Source records.

--

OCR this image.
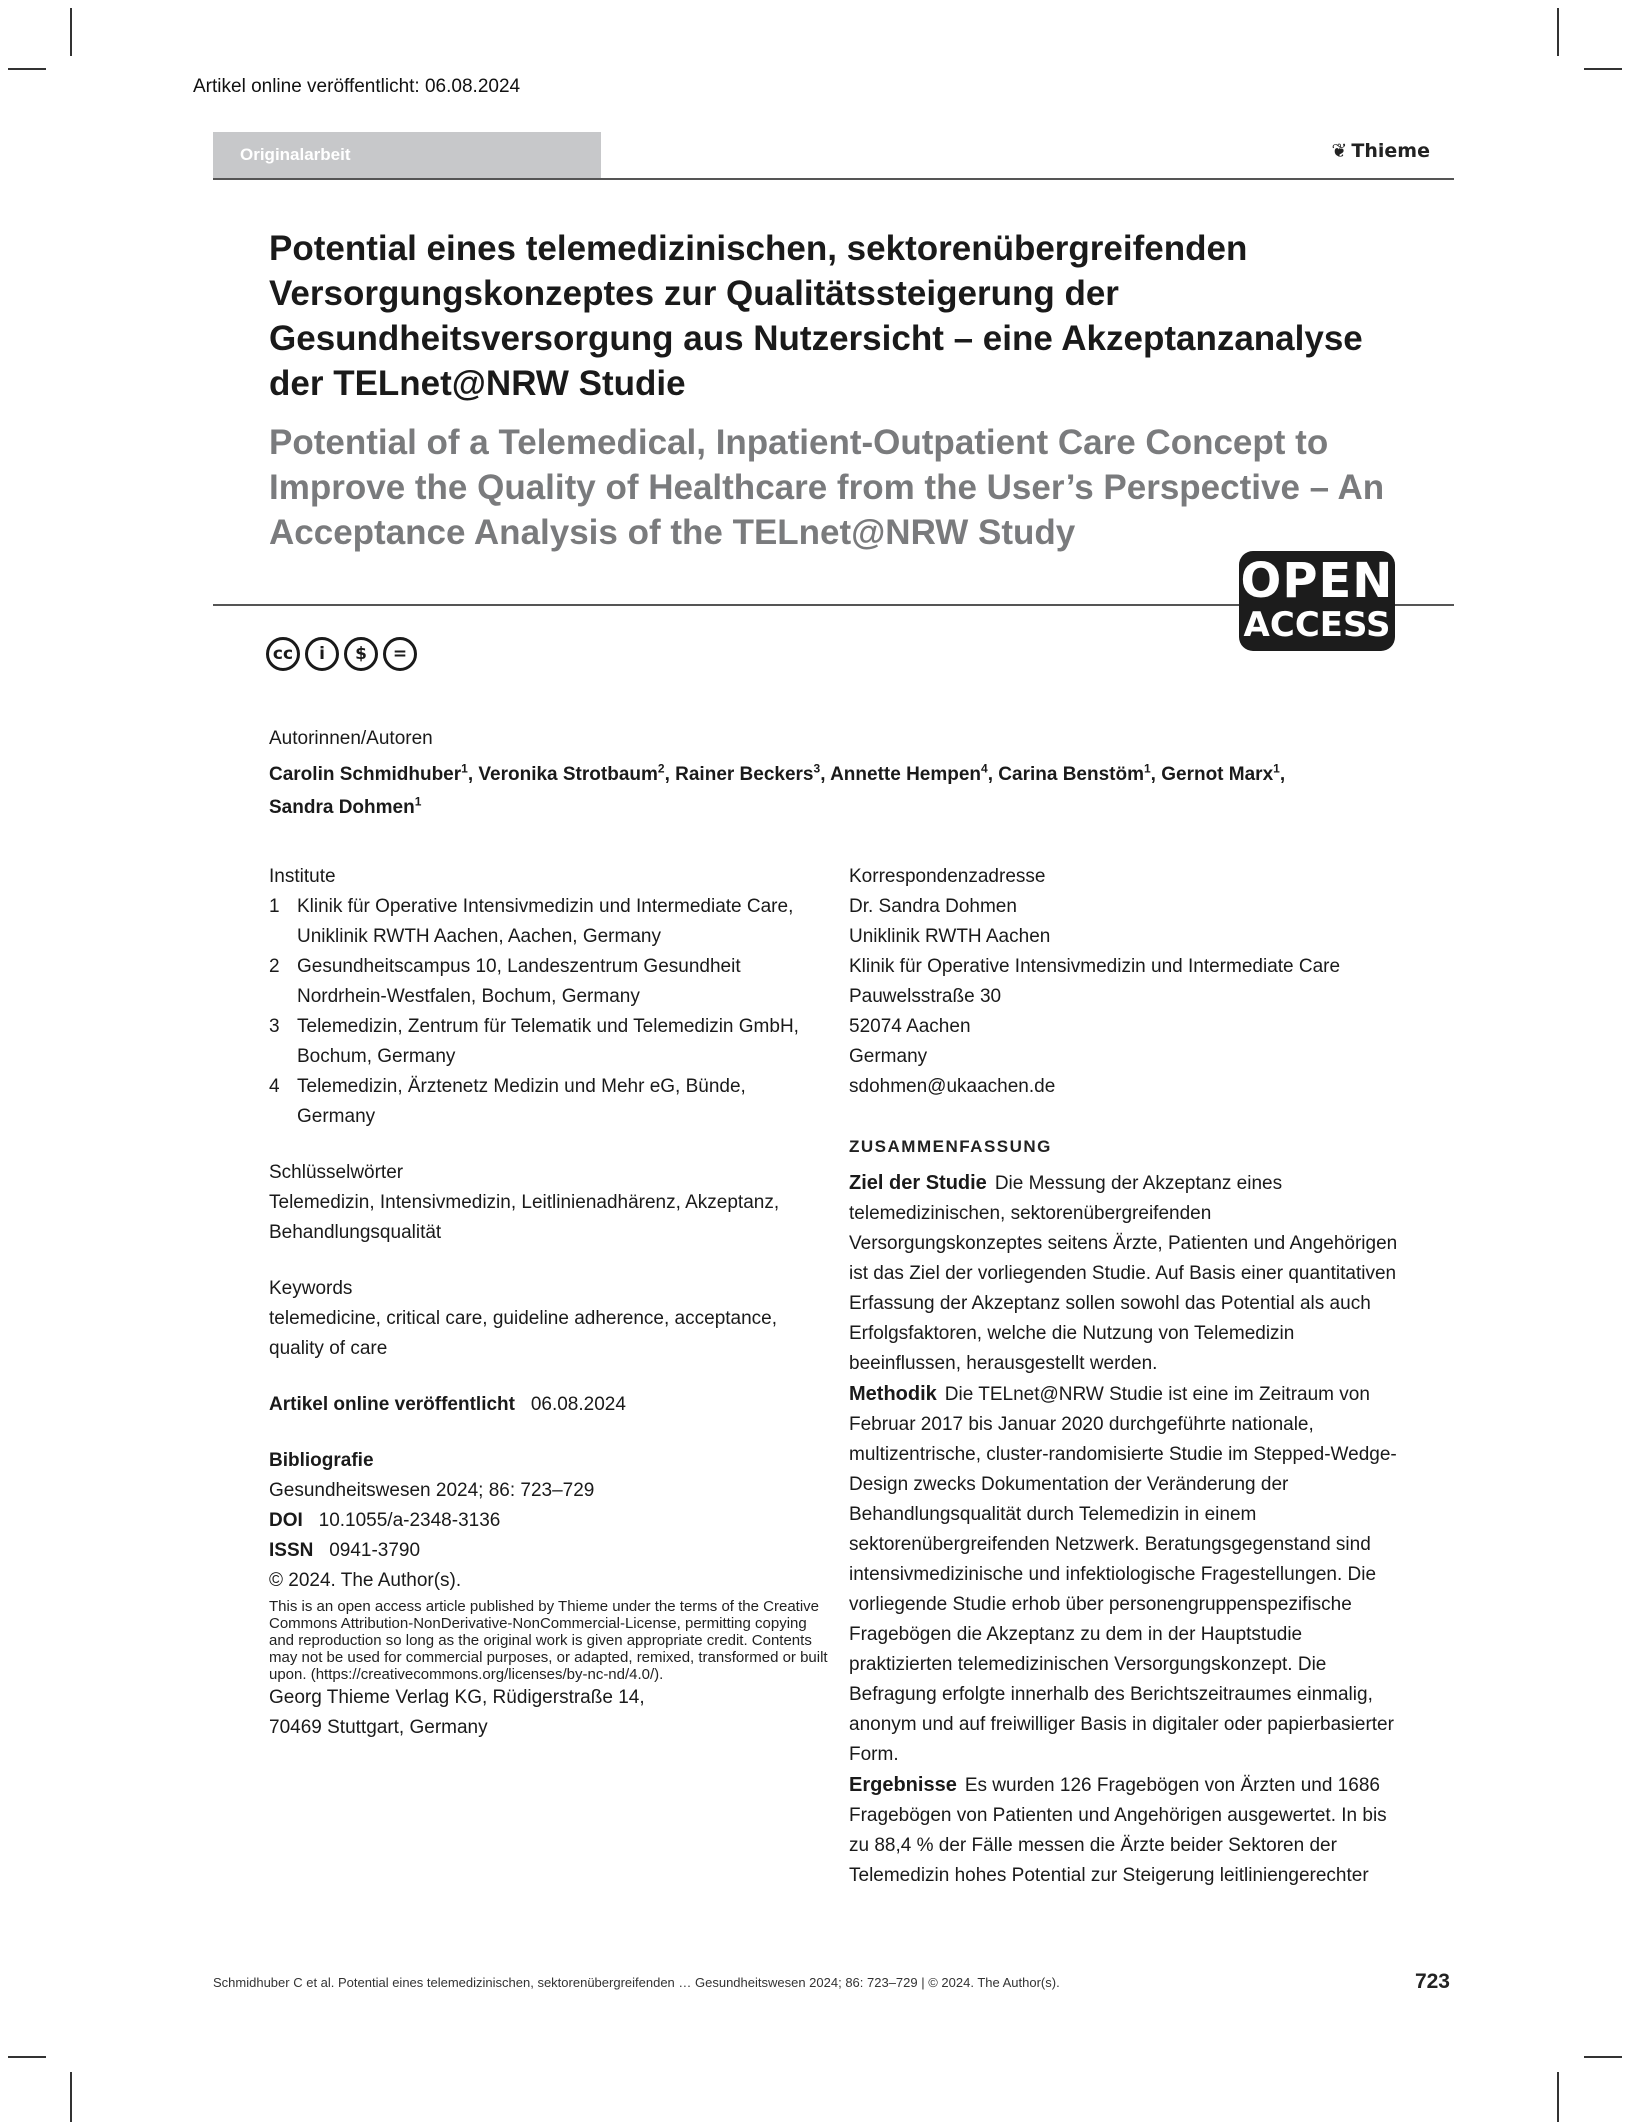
Artikel online veröffentlicht: 06.08.2024
Originalarbeit	❦ Thieme
Potential eines telemedizinischen, sektorenübergreifenden Versorgungskonzeptes zur Qualitätssteigerung der Gesundheitsversorgung aus Nutzersicht – eine Akzeptanzanalyse der TELnet@NRW Studie
Potential of a Telemedical, Inpatient-Outpatient Care Concept to Improve the Quality of Healthcare from the User’s Perspective – An Acceptance Analysis of the TELnet@NRW Study
OPEN
ACCESS
cc	i	$	=
Autorinnen/Autoren
Carolin Schmidhuber$^1$, Veronika Strotbaum$^2$, Rainer Beckers$^3$, Annette Hempen$^4$, Carina Benstöm$^1$, Gernot Marx$^1$,
Sandra Dohmen$^1$
Institute
1 Klinik für Operative Intensivmedizin und Intermediate Care, Uniklinik RWTH Aachen, Aachen, Germany
2 Gesundheitscampus 10, Landeszentrum Gesundheit Nordrhein-Westfalen, Bochum, Germany
3 Telemedizin, Zentrum für Telematik und Telemedizin GmbH, Bochum, Germany
4 Telemedizin, Ärztenetz Medizin und Mehr eG, Bünde, Germany
Schlüsselwörter
Telemedizin, Intensivmedizin, Leitlinienadhärenz, Akzeptanz, Behandlungsqualität
Keywords
telemedicine, critical care, guideline adherence, acceptance, quality of care
Artikel online veröffentlicht 06.08.2024
Bibliografie
Gesundheitswesen 2024; 86: 723–729
DOI 10.1055/a-2348-3136
ISSN 0941-3790
© 2024. The Author(s).
This is an open access article published by Thieme under the terms of the Creative Commons Attribution-NonDerivative-NonCommercial-License, permitting copying and reproduction so long as the original work is given appropriate credit. Contents may not be used for commercial purposes, or adapted, remixed, transformed or built upon. (https://creativecommons.org/licenses/by-nc-nd/4.0/).
Georg Thieme Verlag KG, Rüdigerstraße 14,
70469 Stuttgart, Germany
Korrespondenzadresse
Dr. Sandra Dohmen
Uniklinik RWTH Aachen
Klinik für Operative Intensivmedizin und Intermediate Care
Pauwelsstraße 30
52074 Aachen
Germany
sdohmen@ukaachen.de
ZUSAMMENFASSUNG

Ziel der Studie Die Messung der Akzeptanz eines telemedizinischen, sektorenübergreifenden Versorgungskonzeptes seitens Ärzte, Patienten und Angehörigen ist das Ziel der vorliegenden Studie. Auf Basis einer quantitativen Erfassung der Akzeptanz sollen sowohl das Potential als auch Erfolgsfaktoren, welche die Nutzung von Telemedizin beeinflussen, herausgestellt werden.

Methodik Die TELnet@NRW Studie ist eine im Zeitraum von Februar 2017 bis Januar 2020 durchgeführte nationale, multizentrische, cluster-randomisierte Studie im Stepped-Wedge-Design zwecks Dokumentation der Veränderung der Behandlungsqualität durch Telemedizin in einem sektorenübergreifenden Netzwerk. Beratungsgegenstand sind intensivmedizinische und infektiologische Fragestellungen. Die vorliegende Studie erhob über personengruppenspezifische Fragebögen die Akzeptanz zu dem in der Hauptstudie praktizierten telemedizinischen Versorgungskonzept. Die Befragung erfolgte innerhalb des Berichtszeitraumes einmalig, anonym und auf freiwilliger Basis in digitaler oder papierbasierter Form.

Ergebnisse Es wurden 126 Fragebögen von Ärzten und 1686 Fragebögen von Patienten und Angehörigen ausgewertet. In bis zu 88,4 % der Fälle messen die Ärzte beider Sektoren der Telemedizin hohes Potential zur Steigerung leitliniengerechter

Schmidhuber C et al. Potential eines telemedizinischen, sektorenübergreifenden … Gesundheitswesen 2024; 86: 723–729 | © 2024. The Author(s).	723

--

Some lines of the records may hold the word "Operative". How many do? Answer with a number and nothing else.

Solution for this problem. 2